WHAT THE TASK REQUIRES: Go through the lines below and copy each one that holds the string "presente".

SOURCE MATERIAL:

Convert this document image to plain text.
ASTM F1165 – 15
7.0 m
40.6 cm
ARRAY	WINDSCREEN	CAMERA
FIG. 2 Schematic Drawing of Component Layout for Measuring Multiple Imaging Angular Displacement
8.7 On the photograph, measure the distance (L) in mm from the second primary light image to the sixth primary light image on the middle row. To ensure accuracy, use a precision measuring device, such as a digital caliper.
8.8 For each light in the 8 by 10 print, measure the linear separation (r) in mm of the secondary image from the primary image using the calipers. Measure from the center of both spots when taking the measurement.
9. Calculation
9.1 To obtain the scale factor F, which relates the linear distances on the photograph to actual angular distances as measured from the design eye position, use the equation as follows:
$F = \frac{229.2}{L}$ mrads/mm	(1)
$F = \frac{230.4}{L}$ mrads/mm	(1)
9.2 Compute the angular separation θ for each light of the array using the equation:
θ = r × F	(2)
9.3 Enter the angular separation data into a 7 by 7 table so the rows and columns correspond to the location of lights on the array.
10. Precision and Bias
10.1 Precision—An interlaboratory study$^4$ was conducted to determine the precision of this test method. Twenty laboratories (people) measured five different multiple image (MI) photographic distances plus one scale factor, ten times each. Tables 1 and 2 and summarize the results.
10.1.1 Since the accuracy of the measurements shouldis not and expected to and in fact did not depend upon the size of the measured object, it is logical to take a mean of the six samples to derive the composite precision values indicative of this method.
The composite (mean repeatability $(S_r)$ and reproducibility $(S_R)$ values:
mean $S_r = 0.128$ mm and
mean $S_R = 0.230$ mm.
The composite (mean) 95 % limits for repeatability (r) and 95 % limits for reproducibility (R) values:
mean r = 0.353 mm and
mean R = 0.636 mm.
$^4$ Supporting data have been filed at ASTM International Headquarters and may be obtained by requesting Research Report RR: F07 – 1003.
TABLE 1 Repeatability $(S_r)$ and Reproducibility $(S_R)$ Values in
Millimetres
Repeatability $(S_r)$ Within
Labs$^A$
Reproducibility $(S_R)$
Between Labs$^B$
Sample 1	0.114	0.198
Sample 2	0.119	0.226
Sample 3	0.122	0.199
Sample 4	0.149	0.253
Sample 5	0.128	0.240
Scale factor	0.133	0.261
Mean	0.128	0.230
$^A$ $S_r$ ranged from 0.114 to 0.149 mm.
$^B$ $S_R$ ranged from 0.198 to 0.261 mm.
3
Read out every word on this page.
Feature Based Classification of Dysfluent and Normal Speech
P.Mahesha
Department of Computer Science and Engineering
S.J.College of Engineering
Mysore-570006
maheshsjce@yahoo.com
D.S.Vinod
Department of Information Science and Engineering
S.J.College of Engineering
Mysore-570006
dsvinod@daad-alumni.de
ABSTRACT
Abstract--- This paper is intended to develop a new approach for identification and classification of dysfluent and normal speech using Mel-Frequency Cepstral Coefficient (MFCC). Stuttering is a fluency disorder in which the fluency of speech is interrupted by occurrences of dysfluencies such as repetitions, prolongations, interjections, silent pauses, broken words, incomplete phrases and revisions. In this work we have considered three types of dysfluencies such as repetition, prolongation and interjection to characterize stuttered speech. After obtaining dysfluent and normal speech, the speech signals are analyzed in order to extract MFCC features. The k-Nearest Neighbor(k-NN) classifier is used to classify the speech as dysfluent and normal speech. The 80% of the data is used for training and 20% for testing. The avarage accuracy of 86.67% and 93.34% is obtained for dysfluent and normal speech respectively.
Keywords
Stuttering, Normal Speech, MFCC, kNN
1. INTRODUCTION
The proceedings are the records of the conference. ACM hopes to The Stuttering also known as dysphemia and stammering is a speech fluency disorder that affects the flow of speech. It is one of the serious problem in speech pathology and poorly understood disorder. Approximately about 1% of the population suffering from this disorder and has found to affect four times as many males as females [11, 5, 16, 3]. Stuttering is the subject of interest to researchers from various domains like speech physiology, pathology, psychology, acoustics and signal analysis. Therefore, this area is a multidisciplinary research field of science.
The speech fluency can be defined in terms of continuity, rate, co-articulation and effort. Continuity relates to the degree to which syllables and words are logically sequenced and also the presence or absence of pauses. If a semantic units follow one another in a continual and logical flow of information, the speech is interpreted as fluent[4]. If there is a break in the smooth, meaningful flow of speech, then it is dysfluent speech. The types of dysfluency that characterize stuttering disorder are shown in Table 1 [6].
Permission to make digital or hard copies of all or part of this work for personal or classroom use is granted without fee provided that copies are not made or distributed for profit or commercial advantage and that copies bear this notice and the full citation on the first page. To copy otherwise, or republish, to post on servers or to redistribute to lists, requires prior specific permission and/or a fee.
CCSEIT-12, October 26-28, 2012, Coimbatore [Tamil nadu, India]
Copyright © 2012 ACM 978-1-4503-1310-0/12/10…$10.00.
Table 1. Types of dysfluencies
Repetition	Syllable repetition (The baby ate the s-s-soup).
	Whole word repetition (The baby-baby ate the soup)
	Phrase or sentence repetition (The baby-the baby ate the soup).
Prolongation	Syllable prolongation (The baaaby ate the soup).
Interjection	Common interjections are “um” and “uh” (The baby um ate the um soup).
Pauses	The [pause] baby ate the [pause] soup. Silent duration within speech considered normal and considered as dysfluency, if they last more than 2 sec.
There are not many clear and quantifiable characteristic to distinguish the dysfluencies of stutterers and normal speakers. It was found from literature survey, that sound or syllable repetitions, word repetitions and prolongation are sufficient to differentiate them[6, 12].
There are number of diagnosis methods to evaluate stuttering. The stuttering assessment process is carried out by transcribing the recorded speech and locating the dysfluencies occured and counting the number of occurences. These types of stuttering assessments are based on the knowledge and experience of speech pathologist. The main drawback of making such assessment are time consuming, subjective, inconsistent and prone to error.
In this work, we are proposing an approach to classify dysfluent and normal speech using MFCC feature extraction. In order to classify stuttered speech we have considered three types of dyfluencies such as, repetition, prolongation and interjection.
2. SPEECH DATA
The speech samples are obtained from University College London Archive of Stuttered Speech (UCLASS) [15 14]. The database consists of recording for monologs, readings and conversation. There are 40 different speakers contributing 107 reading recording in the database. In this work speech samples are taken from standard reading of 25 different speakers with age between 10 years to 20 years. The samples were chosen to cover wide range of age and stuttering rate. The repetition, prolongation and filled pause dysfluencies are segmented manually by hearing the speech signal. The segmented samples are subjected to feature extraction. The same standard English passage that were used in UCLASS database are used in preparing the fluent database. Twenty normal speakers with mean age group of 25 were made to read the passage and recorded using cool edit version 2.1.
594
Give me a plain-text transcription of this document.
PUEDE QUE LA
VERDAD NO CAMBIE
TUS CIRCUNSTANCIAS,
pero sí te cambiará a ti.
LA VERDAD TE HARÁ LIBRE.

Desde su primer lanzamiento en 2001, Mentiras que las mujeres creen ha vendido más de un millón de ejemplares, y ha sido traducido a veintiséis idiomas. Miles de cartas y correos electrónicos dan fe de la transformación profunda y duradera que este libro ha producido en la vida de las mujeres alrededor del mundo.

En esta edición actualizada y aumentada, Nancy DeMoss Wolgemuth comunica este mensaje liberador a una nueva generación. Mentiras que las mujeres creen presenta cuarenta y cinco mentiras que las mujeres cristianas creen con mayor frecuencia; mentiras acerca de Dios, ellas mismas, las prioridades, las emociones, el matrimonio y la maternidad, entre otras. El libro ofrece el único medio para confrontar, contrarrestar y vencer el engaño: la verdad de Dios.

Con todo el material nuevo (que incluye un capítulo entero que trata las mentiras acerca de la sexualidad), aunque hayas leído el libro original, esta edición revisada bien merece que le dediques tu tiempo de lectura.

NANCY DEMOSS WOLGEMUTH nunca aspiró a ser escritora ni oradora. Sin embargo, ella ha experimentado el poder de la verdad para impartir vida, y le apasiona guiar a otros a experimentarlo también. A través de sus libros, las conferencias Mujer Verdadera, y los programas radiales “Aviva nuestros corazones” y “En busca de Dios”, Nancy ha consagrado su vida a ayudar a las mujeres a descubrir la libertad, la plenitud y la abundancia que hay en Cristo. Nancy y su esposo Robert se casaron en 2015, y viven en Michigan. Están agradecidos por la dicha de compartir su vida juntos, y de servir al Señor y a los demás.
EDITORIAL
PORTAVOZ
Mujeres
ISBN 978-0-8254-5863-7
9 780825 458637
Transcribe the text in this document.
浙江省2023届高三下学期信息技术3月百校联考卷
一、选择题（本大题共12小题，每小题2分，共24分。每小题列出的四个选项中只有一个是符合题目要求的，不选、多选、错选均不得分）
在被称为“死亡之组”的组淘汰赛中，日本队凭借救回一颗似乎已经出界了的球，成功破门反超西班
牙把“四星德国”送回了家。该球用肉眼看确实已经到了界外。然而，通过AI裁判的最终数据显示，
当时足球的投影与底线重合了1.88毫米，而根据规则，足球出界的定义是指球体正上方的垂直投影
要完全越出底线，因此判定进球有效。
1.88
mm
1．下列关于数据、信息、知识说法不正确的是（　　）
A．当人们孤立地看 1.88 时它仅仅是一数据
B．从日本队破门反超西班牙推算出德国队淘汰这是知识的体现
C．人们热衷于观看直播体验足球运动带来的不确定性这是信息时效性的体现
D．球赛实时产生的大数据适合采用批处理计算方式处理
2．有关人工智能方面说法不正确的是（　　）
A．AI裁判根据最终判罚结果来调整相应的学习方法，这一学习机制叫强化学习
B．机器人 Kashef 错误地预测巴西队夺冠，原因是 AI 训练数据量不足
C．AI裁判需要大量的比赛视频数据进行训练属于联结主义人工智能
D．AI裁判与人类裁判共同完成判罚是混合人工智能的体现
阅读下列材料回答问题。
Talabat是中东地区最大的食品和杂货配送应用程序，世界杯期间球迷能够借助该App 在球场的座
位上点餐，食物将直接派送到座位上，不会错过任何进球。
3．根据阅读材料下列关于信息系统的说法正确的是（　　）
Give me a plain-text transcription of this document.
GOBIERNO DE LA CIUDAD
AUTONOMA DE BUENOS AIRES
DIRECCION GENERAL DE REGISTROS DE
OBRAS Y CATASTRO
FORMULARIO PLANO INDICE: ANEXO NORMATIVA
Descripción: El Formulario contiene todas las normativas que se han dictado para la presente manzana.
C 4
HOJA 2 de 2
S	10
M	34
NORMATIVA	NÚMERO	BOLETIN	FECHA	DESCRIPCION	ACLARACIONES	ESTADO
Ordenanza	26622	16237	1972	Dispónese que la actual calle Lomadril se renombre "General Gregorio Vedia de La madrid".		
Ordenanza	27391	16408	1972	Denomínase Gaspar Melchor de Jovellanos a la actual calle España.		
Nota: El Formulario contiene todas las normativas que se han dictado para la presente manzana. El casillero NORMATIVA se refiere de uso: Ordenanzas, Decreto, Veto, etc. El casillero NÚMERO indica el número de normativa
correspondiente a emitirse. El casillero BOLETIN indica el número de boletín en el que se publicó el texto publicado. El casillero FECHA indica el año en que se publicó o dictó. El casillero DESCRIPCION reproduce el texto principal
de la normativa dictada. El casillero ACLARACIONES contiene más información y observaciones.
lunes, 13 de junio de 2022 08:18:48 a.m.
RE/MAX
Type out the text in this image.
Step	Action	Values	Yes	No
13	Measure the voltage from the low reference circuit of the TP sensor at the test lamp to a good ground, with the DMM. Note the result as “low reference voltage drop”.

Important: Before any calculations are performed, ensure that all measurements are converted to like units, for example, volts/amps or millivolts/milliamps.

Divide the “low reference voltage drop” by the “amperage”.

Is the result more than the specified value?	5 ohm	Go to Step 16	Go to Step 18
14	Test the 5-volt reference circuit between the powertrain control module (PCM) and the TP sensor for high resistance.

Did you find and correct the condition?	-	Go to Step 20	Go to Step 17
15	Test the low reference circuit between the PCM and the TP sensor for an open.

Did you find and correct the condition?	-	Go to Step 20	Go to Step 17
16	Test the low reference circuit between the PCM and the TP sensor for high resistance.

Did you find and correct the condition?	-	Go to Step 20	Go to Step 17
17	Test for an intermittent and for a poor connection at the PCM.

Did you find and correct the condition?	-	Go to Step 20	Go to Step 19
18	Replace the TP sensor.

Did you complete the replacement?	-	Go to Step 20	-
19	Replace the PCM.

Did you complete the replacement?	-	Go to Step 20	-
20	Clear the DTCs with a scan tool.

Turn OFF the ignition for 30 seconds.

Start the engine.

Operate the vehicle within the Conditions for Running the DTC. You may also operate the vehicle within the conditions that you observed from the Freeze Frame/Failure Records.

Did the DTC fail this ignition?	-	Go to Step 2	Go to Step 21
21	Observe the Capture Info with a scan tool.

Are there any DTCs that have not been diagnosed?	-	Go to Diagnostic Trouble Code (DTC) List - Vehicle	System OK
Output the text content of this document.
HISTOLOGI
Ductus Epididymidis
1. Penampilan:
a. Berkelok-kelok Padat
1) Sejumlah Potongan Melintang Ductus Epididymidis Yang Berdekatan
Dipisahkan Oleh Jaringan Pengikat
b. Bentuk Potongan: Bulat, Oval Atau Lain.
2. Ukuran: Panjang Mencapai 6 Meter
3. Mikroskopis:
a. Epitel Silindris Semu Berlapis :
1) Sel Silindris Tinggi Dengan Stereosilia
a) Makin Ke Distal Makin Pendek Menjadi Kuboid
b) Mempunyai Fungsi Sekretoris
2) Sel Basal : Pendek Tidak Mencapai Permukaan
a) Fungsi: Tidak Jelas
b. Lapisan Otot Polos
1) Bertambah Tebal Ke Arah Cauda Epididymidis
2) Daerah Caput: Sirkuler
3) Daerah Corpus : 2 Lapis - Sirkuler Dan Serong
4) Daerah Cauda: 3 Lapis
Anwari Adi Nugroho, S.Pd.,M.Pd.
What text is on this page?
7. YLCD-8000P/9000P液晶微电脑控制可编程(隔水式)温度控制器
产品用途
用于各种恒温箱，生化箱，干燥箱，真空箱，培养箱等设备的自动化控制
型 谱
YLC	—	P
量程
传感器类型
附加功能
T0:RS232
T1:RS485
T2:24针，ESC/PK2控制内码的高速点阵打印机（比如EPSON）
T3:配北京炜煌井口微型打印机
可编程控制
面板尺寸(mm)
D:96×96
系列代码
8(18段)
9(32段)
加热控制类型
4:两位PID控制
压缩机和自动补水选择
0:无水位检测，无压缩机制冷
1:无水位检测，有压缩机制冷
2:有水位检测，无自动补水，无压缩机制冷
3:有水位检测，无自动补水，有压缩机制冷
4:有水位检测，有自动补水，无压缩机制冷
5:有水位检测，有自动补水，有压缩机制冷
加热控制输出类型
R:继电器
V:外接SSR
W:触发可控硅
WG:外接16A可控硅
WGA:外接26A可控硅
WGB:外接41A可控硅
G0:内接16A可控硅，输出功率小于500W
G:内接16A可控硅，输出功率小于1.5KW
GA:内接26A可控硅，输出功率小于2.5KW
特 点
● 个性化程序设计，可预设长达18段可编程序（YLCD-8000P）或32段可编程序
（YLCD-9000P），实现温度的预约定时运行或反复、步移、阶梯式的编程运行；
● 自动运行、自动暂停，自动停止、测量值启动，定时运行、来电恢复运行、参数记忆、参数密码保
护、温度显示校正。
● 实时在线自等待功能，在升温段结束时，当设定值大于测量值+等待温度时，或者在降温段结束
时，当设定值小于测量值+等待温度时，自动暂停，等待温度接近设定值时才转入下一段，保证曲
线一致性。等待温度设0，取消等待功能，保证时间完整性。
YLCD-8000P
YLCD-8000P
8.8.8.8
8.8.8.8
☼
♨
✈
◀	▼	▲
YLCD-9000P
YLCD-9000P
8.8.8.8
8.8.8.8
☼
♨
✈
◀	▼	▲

WRITTEN ANSWER:
Descripción: El Formulario contiene todas las normativas que se han dictado para la presente manzana.
Nota: El Formulario contiene todas las normativas que se han dictado para la presente manzana. El casillero NORMATIVA se refiere de uso: Ordenanzas, Decreto, Veto, etc. El casillero NÚMERO indica el número de normativa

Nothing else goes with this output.